Task goal =>
Return the full listing exactly as it is written.

━━━━━ Exercise materials

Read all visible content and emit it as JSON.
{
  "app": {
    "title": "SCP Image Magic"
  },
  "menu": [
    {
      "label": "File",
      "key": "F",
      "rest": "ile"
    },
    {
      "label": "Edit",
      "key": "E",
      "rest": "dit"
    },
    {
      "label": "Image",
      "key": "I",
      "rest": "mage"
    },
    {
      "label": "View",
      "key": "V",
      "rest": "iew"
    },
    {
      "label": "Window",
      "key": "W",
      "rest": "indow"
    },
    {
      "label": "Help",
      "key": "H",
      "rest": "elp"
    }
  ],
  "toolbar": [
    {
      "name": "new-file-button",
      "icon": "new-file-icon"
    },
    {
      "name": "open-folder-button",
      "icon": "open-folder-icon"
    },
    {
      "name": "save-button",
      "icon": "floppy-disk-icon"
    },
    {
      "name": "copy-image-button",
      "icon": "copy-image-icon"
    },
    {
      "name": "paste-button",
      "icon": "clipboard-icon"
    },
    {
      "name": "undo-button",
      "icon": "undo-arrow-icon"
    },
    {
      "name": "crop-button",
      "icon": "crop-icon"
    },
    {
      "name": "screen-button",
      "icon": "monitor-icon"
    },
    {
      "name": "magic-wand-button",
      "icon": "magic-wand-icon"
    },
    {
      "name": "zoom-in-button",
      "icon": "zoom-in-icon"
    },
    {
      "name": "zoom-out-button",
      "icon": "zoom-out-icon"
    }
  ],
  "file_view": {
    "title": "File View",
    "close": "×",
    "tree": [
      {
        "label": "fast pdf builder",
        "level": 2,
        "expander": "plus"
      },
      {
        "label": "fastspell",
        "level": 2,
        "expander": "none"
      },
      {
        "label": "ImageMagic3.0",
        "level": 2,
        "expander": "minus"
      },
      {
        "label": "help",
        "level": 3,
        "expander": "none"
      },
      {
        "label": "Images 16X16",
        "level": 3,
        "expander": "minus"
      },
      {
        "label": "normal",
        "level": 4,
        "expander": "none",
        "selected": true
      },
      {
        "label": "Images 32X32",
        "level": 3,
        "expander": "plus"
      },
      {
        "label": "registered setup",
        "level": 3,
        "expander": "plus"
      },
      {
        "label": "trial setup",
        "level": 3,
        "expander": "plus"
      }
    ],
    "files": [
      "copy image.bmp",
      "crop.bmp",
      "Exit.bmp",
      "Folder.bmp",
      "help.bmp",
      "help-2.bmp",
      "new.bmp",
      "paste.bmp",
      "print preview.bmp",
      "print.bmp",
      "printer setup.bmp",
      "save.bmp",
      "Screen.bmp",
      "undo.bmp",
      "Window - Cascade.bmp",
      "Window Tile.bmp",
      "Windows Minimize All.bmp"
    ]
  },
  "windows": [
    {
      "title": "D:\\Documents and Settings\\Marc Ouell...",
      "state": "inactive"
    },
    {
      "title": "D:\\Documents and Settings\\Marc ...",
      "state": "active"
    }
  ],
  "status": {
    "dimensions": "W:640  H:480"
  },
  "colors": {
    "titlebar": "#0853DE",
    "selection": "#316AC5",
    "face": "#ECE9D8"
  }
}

━━━━━━━━━━

Result below =>
Read all visible content and emit it as JSON.
{
  "app": {
    "title": "SCP Image Magic"
  },
  "menu": [
    {
      "label": "File",
      "key": "F",
      "rest": "ile"
    },
    {
      "label": "Edit",
      "key": "E",
      "rest": "dit"
    },
    {
      "label": "Image",
      "key": "I",
      "rest": "mage"
    },
    {
      "label": "View",
      "key": "V",
      "rest": "iew"
    },
    {
      "label": "Window",
      "key": "W",
      "rest": "indow"
    },
    {
      "label": "Help",
      "key": "H",
      "rest": "elp"
    }
  ],
  "toolbar": [
    {
      "name": "new-file-button",
      "icon": "new-file-icon"
    },
    {
      "name": "open-folder-button",
      "icon": "open-folder-icon"
    },
    {
      "name": "save-button",
      "icon": "floppy-disk-icon"
    },
    {
      "name": "copy-image-button",
      "icon": "copy-image-icon"
    },
    {
      "name": "paste-button",
      "icon": "clipboard-icon"
    },
    {
      "name": "undo-button",
      "icon": "undo-arrow-icon"
    },
    {
      "name": "crop-button",
      "icon": "crop-icon"
    },
    {
      "name": "screen-button",
      "icon": "monitor-icon"
    },
    {
      "name": "magic-wand-button",
      "icon": "magic-wand-icon"
    },
    {
      "name": "zoom-in-button",
      "icon": "zoom-in-icon"
    },
    {
      "name": "zoom-out-button",
      "icon": "zoom-out-icon"
    }
  ],
  "file_view": {
    "title": "File View",
    "close": "×",
    "tree": [
      {
        "label": "fast pdf builder",
        "level": 2,
        "expander": "plus"
      },
      {
        "label": "fastspell",
        "level": 2,
        "expander": "none"
      },
      {
        "label": "ImageMagic3.0",
        "level": 2,
        "expander": "minus"
      },
      {
        "label": "help",
        "level": 3,
        "expander": "none"
      },
      {
        "label": "Images 16X16",
        "level": 3,
        "expander": "minus"
      },
      {
        "label": "normal",
        "level": 4,
        "expander": "none",
        "selected": true
      },
      {
        "label": "Images 32X32",
        "level": 3,
        "expander": "plus"
      },
      {
        "label": "registered setup",
        "level": 3,
        "expander": "plus"
      },
      {
        "label": "trial setup",
        "level": 3,
        "expander": "plus"
      }
    ],
    "files": [
      "copy image.bmp",
      "crop.bmp",
      "Exit.bmp",
      "Folder.bmp",
      "help.bmp",
      "help-2.bmp",
      "new.bmp",
      "paste.bmp",
      "print preview.bmp",
      "print.bmp",
      "printer setup.bmp",
      "save.bmp",
      "Screen.bmp",
      "undo.bmp",
      "Window - Cascade.bmp",
      "Window Tile.bmp",
      "Windows Minimize All.bmp"
    ]
  },
  "windows": [
    {
      "title": "D:\\Documents and Settings\\Marc Ouell...",
      "state": "inactive"
    },
    {
      "title": "D:\\Documents and Settings\\Marc ...",
      "state": "active"
    }
  ],
  "status": {
    "dimensions": "W:640  H:480"
  },
  "colors": {
    "titlebar": "#0853DE",
    "selection": "#316AC5",
    "face": "#ECE9D8"
  }
}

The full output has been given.